Recorded data
— BEGIN —
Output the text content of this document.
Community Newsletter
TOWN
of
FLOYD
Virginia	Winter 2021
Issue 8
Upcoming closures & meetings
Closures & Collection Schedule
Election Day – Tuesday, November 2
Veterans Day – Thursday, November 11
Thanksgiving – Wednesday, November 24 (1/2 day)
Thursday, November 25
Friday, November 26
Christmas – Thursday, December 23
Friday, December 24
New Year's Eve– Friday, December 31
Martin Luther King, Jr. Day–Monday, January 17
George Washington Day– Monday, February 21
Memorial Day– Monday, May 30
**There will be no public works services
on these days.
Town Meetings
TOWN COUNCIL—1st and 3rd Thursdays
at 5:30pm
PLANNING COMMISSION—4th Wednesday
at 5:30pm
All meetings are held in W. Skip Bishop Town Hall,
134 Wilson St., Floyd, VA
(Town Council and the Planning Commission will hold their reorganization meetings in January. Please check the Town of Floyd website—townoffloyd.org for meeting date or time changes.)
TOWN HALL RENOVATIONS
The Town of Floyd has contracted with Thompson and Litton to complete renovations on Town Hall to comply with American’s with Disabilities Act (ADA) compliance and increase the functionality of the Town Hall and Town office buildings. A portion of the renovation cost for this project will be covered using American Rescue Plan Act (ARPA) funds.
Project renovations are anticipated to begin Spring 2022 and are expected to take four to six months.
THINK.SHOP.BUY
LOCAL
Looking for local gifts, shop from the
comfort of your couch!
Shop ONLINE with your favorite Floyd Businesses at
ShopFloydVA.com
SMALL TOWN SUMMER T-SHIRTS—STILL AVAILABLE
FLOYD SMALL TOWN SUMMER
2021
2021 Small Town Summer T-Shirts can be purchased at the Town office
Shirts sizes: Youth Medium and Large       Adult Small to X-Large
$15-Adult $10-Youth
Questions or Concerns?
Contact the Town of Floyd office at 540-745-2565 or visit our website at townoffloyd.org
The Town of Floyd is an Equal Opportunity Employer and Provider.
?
— END —
> **WHAT NEEDS TO BE DONE**: Reproduce each line of the material containing the word "Friday".

> **SOLVED PROBLEM**:
Friday, November 26
Friday, December 24
New Year's Eve– Friday, December 31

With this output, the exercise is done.